_What the task asks_
Pick out each line in these entries that contains the string "Datum".

_Material to process_

----------

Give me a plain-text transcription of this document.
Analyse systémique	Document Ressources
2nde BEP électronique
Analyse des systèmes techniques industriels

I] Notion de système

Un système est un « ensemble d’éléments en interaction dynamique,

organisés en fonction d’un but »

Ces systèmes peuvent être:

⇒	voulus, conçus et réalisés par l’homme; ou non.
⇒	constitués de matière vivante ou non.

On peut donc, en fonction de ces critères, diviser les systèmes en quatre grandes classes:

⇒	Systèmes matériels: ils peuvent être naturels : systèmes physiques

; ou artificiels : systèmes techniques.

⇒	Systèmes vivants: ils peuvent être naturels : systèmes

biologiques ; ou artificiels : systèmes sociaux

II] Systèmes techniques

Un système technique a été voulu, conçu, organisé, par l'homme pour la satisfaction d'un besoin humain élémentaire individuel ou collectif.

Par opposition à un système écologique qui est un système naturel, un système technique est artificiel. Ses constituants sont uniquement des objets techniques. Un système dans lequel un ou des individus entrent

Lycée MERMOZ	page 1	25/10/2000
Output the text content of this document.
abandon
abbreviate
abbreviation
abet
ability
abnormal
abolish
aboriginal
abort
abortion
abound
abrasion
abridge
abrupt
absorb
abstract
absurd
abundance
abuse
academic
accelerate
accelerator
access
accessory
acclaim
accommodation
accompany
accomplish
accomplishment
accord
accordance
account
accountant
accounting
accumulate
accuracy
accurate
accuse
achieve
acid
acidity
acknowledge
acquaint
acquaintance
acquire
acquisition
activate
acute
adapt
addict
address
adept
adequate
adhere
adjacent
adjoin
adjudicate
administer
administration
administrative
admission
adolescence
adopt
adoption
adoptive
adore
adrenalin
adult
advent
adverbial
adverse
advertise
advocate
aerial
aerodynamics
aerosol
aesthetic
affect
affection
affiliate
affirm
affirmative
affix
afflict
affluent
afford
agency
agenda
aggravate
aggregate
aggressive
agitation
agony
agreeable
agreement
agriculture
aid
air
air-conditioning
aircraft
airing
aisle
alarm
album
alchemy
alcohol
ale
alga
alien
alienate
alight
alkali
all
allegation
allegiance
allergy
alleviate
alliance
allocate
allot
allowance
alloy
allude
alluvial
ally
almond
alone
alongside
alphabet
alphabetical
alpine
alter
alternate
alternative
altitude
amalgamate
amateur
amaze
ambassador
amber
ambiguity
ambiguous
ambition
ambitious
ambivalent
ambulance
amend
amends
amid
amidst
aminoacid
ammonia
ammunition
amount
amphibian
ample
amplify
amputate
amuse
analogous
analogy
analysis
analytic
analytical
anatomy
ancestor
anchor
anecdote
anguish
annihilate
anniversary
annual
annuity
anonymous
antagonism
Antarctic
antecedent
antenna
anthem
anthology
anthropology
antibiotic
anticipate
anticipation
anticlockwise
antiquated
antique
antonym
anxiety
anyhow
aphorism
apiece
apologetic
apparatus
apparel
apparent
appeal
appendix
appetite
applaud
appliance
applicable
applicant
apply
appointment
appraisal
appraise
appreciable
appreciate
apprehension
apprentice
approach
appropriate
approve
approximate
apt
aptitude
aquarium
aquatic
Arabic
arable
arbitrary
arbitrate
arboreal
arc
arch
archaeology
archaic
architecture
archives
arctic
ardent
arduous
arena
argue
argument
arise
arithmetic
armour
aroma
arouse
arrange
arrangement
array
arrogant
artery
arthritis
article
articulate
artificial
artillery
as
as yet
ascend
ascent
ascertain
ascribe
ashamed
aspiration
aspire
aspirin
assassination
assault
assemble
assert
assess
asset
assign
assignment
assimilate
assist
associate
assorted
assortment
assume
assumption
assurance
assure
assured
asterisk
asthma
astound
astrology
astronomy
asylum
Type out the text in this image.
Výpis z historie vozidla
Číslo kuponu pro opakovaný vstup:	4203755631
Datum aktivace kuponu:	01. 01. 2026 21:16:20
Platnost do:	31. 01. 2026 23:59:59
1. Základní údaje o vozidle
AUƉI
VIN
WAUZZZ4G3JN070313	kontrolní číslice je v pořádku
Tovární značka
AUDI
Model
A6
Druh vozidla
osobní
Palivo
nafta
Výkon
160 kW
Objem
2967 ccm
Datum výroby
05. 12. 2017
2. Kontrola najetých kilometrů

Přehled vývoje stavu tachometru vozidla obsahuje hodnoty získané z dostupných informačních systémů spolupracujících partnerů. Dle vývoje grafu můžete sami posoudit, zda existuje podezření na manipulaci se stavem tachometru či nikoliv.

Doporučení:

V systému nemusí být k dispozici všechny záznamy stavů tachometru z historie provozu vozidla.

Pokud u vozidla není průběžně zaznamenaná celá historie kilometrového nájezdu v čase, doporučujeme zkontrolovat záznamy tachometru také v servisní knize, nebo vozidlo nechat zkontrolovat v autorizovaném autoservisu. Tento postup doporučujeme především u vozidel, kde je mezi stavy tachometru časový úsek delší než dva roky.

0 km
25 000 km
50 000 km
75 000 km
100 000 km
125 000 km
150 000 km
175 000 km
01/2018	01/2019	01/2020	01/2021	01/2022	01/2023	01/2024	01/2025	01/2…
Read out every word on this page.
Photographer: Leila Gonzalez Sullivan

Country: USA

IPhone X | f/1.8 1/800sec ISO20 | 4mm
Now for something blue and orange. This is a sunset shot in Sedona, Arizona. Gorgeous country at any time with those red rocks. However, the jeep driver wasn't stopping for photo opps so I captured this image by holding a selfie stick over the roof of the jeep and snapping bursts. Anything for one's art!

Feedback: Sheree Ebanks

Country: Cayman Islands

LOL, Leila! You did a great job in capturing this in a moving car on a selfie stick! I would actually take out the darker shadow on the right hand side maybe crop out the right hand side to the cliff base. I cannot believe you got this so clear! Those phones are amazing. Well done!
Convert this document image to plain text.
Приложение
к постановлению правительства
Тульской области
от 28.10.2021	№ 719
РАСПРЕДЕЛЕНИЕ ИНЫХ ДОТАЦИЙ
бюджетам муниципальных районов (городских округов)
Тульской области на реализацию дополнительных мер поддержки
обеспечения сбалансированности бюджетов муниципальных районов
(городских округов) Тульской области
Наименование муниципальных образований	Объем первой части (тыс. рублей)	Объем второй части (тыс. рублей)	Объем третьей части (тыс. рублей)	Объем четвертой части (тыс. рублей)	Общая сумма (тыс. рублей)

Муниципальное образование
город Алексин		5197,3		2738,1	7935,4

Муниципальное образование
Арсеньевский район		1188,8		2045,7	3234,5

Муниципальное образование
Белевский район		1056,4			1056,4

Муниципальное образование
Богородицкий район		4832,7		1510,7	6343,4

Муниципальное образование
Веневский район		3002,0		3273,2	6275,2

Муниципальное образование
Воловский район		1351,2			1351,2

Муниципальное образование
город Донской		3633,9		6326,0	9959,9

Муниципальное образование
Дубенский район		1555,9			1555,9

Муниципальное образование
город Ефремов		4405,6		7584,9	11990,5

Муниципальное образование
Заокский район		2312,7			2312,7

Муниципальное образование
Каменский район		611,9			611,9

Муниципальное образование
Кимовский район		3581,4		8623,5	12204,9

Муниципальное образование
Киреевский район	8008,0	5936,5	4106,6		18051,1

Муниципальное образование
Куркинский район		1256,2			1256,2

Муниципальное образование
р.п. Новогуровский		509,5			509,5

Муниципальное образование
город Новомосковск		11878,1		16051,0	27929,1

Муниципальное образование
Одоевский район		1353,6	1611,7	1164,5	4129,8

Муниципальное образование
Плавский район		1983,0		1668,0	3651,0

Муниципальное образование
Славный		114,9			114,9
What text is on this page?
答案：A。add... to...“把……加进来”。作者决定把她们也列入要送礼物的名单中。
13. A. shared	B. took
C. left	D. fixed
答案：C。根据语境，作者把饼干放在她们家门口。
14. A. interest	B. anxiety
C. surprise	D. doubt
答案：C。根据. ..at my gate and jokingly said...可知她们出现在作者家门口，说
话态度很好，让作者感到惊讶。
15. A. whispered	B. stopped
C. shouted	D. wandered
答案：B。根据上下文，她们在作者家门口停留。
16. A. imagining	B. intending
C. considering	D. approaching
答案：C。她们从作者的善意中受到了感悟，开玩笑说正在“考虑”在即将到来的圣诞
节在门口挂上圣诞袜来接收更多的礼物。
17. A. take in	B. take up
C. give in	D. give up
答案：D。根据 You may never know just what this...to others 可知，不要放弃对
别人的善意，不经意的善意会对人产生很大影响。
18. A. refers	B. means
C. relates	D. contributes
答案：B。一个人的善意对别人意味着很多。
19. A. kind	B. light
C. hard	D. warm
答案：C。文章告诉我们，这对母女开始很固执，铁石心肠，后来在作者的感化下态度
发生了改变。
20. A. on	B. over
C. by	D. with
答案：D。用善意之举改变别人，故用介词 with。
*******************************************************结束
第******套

----------

_Correct result_
Datum aktivace kuponu:	01. 01. 2026 21:16:20
Datum výroby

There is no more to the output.